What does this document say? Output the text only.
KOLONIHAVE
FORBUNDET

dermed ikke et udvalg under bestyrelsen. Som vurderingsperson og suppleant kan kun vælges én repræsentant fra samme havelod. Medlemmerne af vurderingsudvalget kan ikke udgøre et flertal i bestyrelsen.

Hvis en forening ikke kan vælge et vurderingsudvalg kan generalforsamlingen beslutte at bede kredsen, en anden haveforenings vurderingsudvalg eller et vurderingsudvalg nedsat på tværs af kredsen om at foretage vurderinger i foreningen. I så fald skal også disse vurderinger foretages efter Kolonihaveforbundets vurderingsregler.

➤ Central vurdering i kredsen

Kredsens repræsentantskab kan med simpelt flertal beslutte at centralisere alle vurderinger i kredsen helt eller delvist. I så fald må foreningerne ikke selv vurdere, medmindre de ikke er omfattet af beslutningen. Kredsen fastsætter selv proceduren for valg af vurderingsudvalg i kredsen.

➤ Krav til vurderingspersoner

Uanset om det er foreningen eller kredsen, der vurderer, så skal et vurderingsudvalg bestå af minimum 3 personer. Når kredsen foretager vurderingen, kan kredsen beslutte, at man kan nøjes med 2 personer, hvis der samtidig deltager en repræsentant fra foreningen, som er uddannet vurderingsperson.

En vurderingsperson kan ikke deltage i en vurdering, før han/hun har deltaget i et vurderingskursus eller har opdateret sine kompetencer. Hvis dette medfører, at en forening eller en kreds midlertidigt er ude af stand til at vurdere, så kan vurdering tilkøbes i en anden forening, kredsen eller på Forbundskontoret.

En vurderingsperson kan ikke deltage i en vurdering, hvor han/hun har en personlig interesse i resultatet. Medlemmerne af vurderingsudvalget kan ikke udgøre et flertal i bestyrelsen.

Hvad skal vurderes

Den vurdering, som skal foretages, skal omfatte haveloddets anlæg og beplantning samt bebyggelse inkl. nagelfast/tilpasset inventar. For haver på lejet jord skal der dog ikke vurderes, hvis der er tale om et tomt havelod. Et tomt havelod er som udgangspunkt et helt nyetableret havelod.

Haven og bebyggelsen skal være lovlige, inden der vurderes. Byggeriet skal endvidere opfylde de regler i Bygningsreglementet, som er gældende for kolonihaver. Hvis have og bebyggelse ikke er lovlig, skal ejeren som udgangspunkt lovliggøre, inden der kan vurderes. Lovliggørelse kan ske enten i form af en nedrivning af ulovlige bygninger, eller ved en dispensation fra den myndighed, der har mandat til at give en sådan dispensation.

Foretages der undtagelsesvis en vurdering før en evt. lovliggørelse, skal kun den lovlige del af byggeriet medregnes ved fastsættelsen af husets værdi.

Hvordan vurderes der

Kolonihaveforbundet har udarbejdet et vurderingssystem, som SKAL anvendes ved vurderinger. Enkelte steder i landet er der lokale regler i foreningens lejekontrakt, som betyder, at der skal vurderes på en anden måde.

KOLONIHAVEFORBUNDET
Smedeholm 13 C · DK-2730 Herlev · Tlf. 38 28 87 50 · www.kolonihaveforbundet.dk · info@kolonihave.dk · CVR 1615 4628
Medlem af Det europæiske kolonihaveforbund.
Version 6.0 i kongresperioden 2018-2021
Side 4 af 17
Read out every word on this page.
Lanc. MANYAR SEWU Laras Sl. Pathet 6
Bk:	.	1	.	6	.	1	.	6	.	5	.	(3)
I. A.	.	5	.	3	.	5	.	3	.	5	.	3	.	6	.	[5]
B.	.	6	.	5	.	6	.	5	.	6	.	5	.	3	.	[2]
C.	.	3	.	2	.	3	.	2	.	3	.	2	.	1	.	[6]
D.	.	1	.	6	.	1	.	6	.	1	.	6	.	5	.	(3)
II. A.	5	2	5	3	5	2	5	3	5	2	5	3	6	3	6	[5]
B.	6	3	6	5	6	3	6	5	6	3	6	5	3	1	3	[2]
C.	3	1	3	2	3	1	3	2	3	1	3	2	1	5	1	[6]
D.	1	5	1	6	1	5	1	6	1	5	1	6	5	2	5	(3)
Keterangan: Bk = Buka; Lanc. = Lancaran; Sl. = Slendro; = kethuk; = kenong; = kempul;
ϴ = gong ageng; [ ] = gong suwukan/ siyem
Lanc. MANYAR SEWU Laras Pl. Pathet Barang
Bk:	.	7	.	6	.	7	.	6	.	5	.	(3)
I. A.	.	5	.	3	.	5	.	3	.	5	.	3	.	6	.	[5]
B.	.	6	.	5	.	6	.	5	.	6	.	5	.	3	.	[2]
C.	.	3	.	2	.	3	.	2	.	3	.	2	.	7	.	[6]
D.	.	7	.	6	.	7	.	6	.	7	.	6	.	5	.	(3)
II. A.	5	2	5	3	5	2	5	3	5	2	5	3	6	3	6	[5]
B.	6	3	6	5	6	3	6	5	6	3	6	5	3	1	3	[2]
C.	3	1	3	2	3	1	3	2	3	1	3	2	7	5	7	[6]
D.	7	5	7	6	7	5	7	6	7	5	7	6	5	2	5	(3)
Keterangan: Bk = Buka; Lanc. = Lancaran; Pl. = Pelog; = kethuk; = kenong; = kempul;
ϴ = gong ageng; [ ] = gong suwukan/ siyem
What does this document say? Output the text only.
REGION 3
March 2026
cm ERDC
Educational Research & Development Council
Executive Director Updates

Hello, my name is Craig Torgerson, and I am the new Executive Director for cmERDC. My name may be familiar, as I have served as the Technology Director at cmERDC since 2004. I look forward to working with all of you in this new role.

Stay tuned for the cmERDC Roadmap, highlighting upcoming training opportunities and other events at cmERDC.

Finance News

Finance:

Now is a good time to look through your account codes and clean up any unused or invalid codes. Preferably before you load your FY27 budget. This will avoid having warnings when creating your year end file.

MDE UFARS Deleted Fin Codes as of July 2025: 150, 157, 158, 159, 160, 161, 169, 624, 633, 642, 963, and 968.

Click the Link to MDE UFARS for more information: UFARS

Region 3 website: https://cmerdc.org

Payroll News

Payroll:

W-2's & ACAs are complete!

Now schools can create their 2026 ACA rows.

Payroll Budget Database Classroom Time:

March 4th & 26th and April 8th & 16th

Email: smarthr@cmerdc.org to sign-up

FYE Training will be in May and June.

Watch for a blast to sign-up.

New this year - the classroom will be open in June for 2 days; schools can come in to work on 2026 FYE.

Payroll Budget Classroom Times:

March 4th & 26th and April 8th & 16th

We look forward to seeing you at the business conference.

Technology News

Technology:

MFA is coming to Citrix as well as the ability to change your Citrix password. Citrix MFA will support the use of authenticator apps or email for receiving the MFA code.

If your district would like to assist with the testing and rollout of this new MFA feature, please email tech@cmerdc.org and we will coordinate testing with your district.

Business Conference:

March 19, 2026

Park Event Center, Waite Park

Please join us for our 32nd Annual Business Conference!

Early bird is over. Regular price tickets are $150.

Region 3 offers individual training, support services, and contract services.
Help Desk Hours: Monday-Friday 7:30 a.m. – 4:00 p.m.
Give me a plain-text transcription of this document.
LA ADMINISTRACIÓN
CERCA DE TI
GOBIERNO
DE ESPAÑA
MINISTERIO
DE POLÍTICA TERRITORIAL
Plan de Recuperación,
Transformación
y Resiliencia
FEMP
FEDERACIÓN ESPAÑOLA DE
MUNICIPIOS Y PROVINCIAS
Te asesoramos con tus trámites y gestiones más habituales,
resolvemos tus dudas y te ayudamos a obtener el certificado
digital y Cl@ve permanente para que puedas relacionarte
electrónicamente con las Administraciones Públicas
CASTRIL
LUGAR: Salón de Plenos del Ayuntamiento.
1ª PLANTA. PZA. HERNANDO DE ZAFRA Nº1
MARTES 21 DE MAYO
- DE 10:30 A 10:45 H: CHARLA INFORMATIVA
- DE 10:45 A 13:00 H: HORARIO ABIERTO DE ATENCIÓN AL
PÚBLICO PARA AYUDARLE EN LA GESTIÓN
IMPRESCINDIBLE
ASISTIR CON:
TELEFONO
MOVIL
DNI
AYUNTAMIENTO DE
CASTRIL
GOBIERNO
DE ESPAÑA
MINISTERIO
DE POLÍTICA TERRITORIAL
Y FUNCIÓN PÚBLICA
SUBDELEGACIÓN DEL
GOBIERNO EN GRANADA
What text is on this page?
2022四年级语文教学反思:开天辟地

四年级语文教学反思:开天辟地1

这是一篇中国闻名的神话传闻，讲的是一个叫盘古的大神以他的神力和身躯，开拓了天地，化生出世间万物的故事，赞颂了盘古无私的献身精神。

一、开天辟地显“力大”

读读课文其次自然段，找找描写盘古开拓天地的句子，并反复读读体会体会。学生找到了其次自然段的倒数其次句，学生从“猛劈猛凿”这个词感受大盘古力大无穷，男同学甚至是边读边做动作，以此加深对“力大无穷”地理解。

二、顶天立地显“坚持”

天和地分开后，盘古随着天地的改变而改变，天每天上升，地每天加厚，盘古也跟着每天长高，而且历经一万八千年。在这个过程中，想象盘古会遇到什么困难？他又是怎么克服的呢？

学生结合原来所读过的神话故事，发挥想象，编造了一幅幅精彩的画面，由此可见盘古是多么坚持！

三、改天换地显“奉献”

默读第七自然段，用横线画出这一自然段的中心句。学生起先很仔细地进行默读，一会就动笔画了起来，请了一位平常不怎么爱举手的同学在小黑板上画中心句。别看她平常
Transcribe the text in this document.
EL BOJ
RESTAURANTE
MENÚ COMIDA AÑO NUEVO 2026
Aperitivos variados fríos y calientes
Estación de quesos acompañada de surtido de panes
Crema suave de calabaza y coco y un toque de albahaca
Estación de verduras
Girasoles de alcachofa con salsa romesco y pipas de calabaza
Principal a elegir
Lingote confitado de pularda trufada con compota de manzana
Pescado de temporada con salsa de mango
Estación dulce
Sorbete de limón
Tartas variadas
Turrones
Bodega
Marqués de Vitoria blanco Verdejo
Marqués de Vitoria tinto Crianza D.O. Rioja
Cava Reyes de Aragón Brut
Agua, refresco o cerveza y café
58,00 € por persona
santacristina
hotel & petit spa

* * * * *

From the entries above, collect every line with the string "News" in it.

Finance News
Payroll News
Technology News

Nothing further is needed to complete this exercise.